▶ [What you will do]: All of the lines below are to be printed again exactly; images are excluded from the output.

▶ [Extracted entries]:
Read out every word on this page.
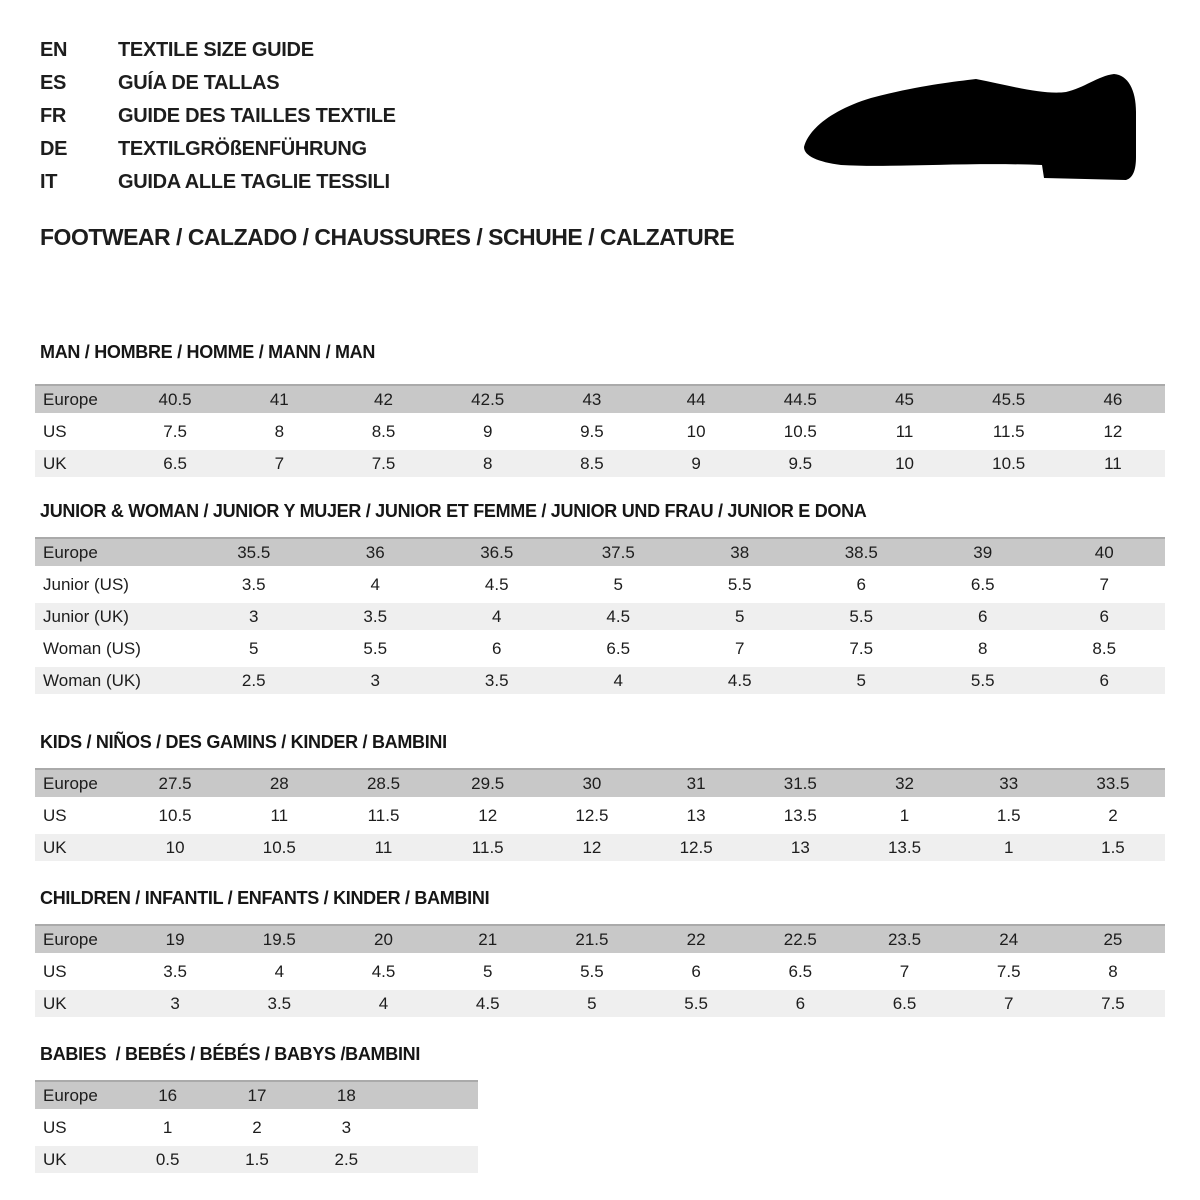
EN	TEXTILE SIZE GUIDE
ES	GUÍA DE TALLAS
FR	GUIDE DES TAILLES TEXTILE
DE	TEXTILGRÖßENFÜHRUNG
IT	GUIDA ALLE TAGLIE TESSILI
FOOTWEAR / CALZADO / CHAUSSURES / SCHUHE / CALZATURE
MAN / HOMBRE / HOMME / MANN / MAN
JUNIOR & WOMAN / JUNIOR Y MUJER / JUNIOR ET FEMME / JUNIOR UND FRAU / JUNIOR E DONA
KIDS / NIÑOS / DES GAMINS / KINDER / BAMBINI
CHILDREN / INFANTIL / ENFANTS / KINDER / BAMBINI
BABIES  / BEBÉS / BÉBÉS / BABYS /BAMBINI
Europe	40.5	41	42	42.5	43	44	44.5	45	45.5	46
US	7.5	8	8.5	9	9.5	10	10.5	11	11.5	12
UK	6.5	7	7.5	8	8.5	9	9.5	10	10.5	11
Europe	35.5	36	36.5	37.5	38	38.5	39	40
Junior (US)	3.5	4	4.5	5	5.5	6	6.5	7
Junior (UK)	3	3.5	4	4.5	5	5.5	6	6
Woman (US)	5	5.5	6	6.5	7	7.5	8	8.5
Woman (UK)	2.5	3	3.5	4	4.5	5	5.5	6
Europe	27.5	28	28.5	29.5	30	31	31.5	32	33	33.5
US	10.5	11	11.5	12	12.5	13	13.5	1	1.5	2
UK	10	10.5	11	11.5	12	12.5	13	13.5	1	1.5
Europe	19	19.5	20	21	21.5	22	22.5	23.5	24	25
US	3.5	4	4.5	5	5.5	6	6.5	7	7.5	8
UK	3	3.5	4	4.5	5	5.5	6	6.5	7	7.5
Europe	16	17	18
US	1	2	3
UK	0.5	1.5	2.5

▶ [Right answer]:
Read out every word on this page.
EN	TEXTILE SIZE GUIDE
ES	GUÍA DE TALLAS
FR	GUIDE DES TAILLES TEXTILE
DE	TEXTILGRÖßENFÜHRUNG
IT	GUIDA ALLE TAGLIE TESSILI
FOOTWEAR / CALZADO / CHAUSSURES / SCHUHE / CALZATURE
MAN / HOMBRE / HOMME / MANN / MAN
JUNIOR & WOMAN / JUNIOR Y MUJER / JUNIOR ET FEMME / JUNIOR UND FRAU / JUNIOR E DONA
KIDS / NIÑOS / DES GAMINS / KINDER / BAMBINI
CHILDREN / INFANTIL / ENFANTS / KINDER / BAMBINI
BABIES  / BEBÉS / BÉBÉS / BABYS /BAMBINI
Europe	40.5	41	42	42.5	43	44	44.5	45	45.5	46
US	7.5	8	8.5	9	9.5	10	10.5	11	11.5	12
UK	6.5	7	7.5	8	8.5	9	9.5	10	10.5	11
Europe	35.5	36	36.5	37.5	38	38.5	39	40
Junior (US)	3.5	4	4.5	5	5.5	6	6.5	7
Junior (UK)	3	3.5	4	4.5	5	5.5	6	6
Woman (US)	5	5.5	6	6.5	7	7.5	8	8.5
Woman (UK)	2.5	3	3.5	4	4.5	5	5.5	6
Europe	27.5	28	28.5	29.5	30	31	31.5	32	33	33.5
US	10.5	11	11.5	12	12.5	13	13.5	1	1.5	2
UK	10	10.5	11	11.5	12	12.5	13	13.5	1	1.5
Europe	19	19.5	20	21	21.5	22	22.5	23.5	24	25
US	3.5	4	4.5	5	5.5	6	6.5	7	7.5	8
UK	3	3.5	4	4.5	5	5.5	6	6.5	7	7.5
Europe	16	17	18
US	1	2	3
UK	0.5	1.5	2.5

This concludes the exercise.